- _GIVEN PROBLEM_: Everything from the line holding "Convert this screenshot" to the end of the listing below should be copied exactly, line for line, minus the pictures.

- _DATASET ENTRIES_:
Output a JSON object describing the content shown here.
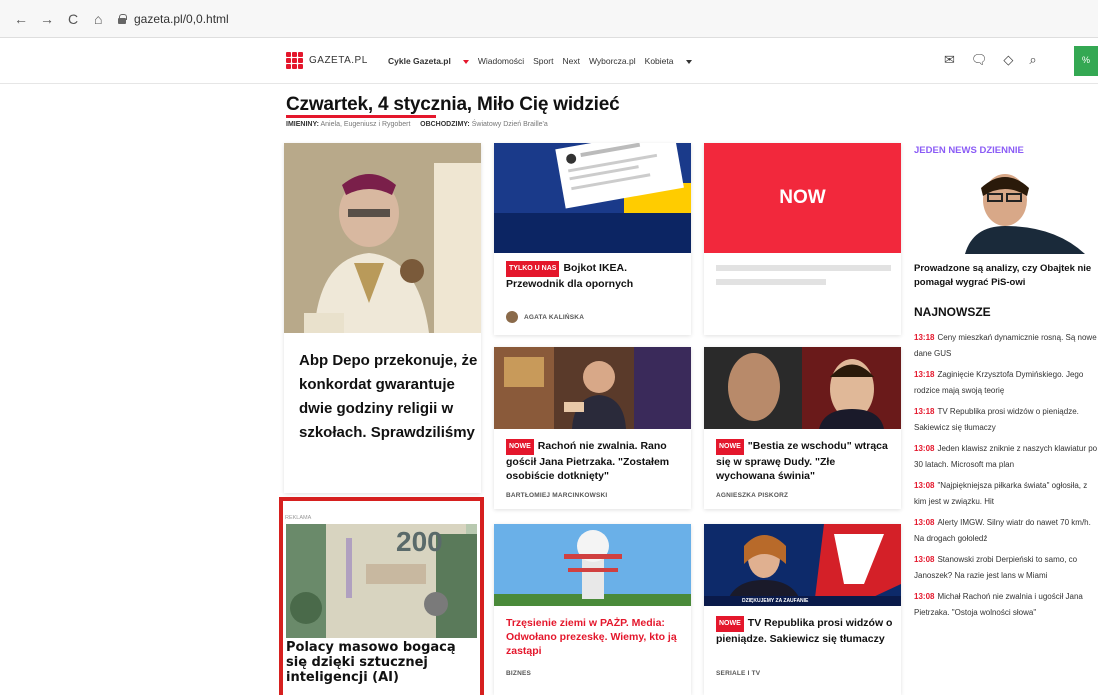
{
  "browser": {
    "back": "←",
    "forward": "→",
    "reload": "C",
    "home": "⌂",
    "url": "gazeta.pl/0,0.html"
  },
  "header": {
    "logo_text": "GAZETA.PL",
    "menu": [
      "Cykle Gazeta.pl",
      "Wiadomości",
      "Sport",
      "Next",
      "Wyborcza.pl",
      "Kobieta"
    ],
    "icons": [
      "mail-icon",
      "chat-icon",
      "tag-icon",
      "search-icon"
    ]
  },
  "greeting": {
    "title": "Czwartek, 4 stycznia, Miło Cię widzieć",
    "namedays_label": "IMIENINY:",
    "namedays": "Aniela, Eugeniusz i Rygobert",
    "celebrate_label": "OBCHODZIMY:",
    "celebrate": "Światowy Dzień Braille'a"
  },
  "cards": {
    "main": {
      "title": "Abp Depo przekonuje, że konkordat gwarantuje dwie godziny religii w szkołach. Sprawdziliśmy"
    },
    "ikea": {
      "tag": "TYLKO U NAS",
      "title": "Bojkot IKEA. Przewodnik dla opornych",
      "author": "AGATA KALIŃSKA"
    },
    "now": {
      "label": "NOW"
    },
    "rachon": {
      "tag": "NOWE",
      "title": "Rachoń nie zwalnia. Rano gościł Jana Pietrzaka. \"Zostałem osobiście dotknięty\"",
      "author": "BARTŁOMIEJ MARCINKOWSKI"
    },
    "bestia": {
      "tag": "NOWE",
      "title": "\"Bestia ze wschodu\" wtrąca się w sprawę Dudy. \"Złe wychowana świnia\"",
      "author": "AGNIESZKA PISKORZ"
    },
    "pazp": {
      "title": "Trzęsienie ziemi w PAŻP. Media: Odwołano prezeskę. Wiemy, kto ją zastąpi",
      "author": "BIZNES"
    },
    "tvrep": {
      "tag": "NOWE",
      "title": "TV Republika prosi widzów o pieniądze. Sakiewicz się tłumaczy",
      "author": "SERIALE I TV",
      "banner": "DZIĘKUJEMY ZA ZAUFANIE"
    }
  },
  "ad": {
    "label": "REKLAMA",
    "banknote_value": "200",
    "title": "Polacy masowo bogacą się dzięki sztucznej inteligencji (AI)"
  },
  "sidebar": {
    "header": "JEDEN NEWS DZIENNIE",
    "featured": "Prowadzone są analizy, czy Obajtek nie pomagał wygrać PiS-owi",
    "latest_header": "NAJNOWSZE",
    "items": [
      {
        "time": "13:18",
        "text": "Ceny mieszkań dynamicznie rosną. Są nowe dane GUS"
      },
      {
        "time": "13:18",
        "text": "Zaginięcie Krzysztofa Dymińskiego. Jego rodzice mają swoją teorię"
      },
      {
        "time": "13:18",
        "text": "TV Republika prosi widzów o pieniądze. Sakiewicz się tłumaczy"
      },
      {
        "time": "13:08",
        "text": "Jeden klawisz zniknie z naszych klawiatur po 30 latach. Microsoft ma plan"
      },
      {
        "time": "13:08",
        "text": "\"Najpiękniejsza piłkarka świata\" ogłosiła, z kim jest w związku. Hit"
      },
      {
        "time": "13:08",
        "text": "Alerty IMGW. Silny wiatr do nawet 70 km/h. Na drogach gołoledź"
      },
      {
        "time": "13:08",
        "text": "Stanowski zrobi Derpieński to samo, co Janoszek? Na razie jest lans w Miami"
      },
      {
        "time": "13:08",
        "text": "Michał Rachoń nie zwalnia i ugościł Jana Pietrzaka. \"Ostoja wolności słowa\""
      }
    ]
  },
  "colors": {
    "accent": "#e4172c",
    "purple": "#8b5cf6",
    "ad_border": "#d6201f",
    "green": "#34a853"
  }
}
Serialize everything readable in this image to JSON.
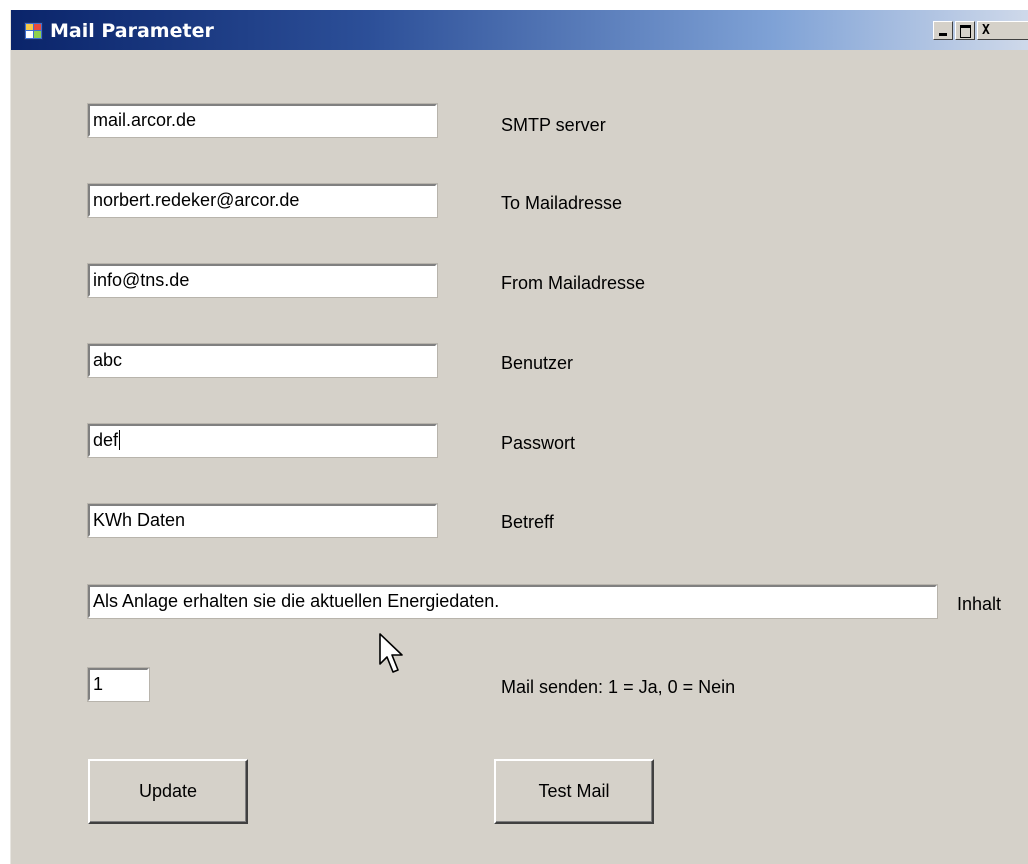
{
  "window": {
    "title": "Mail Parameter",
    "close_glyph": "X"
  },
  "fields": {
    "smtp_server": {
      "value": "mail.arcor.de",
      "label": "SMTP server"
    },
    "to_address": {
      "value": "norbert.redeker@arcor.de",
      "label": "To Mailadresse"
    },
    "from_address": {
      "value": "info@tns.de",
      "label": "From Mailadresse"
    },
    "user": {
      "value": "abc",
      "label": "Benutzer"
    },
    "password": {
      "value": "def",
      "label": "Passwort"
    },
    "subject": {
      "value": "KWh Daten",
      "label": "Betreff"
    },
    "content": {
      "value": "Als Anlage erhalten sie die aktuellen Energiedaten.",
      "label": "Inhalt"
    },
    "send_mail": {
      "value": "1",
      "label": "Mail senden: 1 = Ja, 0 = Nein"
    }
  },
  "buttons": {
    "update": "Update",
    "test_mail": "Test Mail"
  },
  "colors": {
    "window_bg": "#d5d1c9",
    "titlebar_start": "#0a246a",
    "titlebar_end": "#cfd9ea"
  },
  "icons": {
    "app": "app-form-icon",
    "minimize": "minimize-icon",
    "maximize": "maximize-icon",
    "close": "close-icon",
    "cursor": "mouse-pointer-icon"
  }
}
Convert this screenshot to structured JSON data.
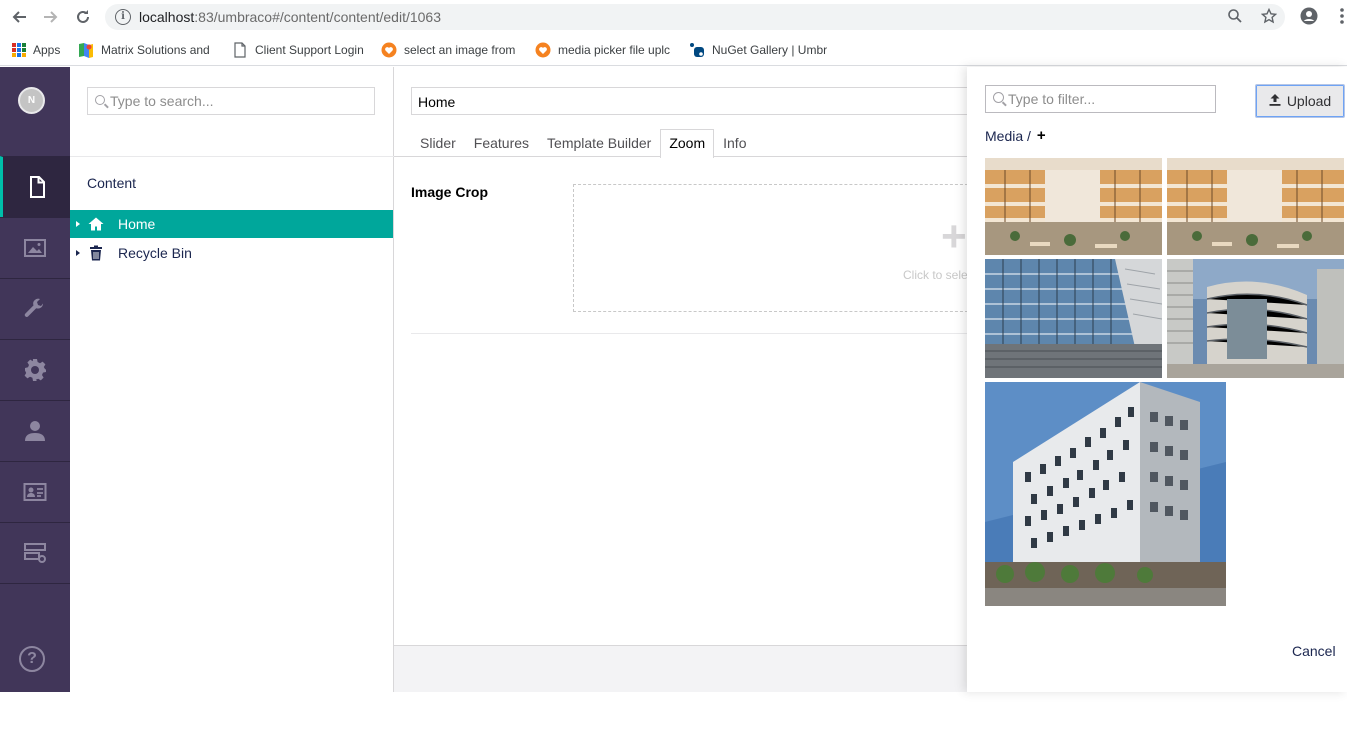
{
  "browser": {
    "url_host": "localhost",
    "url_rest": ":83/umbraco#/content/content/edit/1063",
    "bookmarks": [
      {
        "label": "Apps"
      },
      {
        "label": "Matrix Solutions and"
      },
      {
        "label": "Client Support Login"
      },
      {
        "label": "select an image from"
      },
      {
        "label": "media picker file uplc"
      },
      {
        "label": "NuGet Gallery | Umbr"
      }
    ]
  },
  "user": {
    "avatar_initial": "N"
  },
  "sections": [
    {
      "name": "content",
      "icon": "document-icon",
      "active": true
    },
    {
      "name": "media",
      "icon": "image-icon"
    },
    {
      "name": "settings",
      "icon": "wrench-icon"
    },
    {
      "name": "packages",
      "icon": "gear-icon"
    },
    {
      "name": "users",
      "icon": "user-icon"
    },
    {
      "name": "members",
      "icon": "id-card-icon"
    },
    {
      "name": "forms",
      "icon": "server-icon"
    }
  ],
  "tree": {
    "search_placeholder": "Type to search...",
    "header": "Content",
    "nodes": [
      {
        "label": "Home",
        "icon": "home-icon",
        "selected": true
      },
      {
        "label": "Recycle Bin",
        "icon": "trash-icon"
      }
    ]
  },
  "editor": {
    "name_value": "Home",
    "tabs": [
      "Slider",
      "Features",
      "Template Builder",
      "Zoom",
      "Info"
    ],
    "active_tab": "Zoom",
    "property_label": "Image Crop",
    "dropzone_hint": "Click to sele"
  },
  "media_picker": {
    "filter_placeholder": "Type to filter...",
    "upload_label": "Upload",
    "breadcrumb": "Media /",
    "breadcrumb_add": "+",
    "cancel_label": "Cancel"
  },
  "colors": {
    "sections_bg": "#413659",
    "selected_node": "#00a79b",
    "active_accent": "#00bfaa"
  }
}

- _TASK RESULT_:
Convert this screenshot to structured JSON data.
{
  "browser": {
    "url_host": "localhost",
    "url_rest": ":83/umbraco#/content/content/edit/1063",
    "bookmarks": [
      {
        "label": "Apps"
      },
      {
        "label": "Matrix Solutions and"
      },
      {
        "label": "Client Support Login"
      },
      {
        "label": "select an image from"
      },
      {
        "label": "media picker file uplc"
      },
      {
        "label": "NuGet Gallery | Umbr"
      }
    ]
  },
  "user": {
    "avatar_initial": "N"
  },
  "sections": [
    {
      "name": "content",
      "icon": "document-icon",
      "active": true
    },
    {
      "name": "media",
      "icon": "image-icon"
    },
    {
      "name": "settings",
      "icon": "wrench-icon"
    },
    {
      "name": "packages",
      "icon": "gear-icon"
    },
    {
      "name": "users",
      "icon": "user-icon"
    },
    {
      "name": "members",
      "icon": "id-card-icon"
    },
    {
      "name": "forms",
      "icon": "server-icon"
    }
  ],
  "tree": {
    "search_placeholder": "Type to search...",
    "header": "Content",
    "nodes": [
      {
        "label": "Home",
        "icon": "home-icon",
        "selected": true
      },
      {
        "label": "Recycle Bin",
        "icon": "trash-icon"
      }
    ]
  },
  "editor": {
    "name_value": "Home",
    "tabs": [
      "Slider",
      "Features",
      "Template Builder",
      "Zoom",
      "Info"
    ],
    "active_tab": "Zoom",
    "property_label": "Image Crop",
    "dropzone_hint": "Click to sele"
  },
  "media_picker": {
    "filter_placeholder": "Type to filter...",
    "upload_label": "Upload",
    "breadcrumb": "Media /",
    "breadcrumb_add": "+",
    "cancel_label": "Cancel"
  },
  "colors": {
    "sections_bg": "#413659",
    "selected_node": "#00a79b",
    "active_accent": "#00bfaa"
  }
}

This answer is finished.